WHAT THIS TASK INVOLVES: Find each line containing the word "Region" and report how many there are. Add nothing else.

DATA FOR THE TASK:
[BEGIN]
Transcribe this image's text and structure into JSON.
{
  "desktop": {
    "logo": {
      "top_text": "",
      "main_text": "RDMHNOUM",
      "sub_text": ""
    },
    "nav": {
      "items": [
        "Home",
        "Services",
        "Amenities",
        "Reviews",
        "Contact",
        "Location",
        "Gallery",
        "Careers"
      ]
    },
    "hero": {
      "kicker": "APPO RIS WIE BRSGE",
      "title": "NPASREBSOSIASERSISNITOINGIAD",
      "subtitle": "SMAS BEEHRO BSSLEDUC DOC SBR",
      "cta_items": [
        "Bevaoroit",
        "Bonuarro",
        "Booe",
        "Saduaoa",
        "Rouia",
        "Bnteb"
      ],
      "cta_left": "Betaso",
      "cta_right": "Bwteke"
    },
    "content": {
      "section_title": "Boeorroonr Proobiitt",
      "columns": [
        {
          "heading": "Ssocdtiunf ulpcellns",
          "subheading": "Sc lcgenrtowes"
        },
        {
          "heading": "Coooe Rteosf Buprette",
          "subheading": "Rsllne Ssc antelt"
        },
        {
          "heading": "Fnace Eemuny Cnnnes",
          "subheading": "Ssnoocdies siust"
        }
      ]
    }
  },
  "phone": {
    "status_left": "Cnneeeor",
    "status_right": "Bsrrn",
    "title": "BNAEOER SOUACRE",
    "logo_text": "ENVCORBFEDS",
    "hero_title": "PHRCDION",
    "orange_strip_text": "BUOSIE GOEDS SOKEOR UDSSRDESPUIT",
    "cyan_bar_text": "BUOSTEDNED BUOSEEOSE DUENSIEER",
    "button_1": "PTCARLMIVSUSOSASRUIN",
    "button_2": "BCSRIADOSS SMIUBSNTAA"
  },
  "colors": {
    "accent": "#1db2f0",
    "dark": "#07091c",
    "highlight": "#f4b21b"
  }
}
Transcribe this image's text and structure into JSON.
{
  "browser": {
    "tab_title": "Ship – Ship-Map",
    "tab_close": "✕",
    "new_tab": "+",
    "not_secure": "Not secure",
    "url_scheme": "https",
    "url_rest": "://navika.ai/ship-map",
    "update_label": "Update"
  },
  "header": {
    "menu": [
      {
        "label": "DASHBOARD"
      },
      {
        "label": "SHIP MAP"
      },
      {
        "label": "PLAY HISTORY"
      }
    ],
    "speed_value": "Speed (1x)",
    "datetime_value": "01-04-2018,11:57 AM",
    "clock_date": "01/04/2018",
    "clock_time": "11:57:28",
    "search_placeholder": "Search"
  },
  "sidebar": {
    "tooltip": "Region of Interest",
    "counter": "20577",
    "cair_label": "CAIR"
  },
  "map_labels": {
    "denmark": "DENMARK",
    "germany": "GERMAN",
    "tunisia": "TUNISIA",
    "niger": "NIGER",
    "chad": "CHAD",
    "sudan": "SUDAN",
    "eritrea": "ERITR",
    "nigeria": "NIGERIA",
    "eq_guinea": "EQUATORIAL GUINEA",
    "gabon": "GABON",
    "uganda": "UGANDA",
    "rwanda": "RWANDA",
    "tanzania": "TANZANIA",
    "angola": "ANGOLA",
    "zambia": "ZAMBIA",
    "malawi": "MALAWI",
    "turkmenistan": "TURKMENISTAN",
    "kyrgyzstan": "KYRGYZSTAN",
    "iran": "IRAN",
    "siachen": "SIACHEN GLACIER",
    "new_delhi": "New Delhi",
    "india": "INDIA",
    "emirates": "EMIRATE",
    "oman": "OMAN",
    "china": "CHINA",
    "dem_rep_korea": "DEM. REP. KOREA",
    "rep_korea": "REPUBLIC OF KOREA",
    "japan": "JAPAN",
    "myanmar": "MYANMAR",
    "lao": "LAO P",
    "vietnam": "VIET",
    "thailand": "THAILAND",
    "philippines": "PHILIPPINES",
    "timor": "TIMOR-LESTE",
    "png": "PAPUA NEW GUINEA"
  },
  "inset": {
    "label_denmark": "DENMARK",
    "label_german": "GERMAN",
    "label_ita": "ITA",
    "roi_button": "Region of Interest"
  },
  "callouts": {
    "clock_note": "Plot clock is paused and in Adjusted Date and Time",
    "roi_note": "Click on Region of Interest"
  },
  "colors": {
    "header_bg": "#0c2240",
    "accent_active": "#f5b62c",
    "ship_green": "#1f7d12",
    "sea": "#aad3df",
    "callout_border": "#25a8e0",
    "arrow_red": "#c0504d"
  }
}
[END]
[BEGIN]
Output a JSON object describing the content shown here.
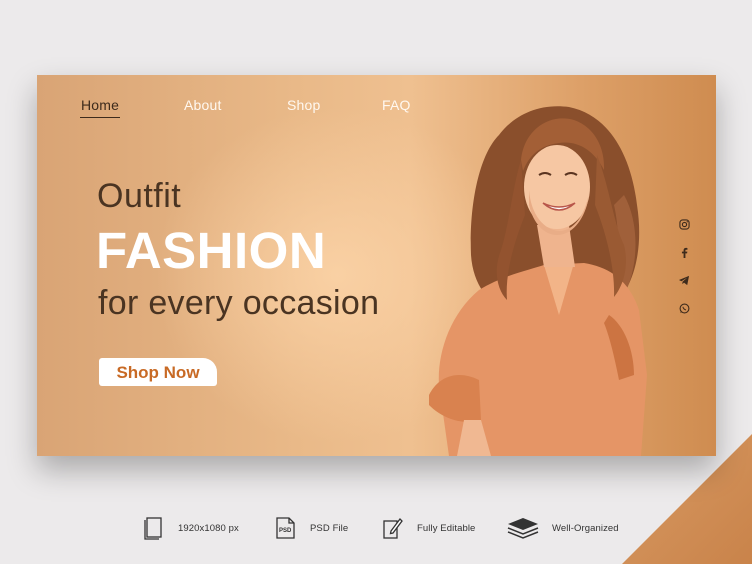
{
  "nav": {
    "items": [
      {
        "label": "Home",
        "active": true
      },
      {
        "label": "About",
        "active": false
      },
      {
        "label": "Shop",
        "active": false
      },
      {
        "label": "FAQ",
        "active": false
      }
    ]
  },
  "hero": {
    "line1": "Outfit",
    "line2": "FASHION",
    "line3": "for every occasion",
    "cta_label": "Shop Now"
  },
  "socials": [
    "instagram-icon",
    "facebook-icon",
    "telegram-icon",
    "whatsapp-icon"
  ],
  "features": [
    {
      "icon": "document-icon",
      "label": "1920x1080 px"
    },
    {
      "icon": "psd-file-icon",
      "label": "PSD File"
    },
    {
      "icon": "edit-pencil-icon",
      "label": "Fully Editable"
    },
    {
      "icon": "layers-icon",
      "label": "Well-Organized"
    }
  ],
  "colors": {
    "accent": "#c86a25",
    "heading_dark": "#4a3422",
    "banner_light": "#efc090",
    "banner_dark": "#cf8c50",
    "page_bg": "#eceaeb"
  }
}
[END]
TASK RESULT: 3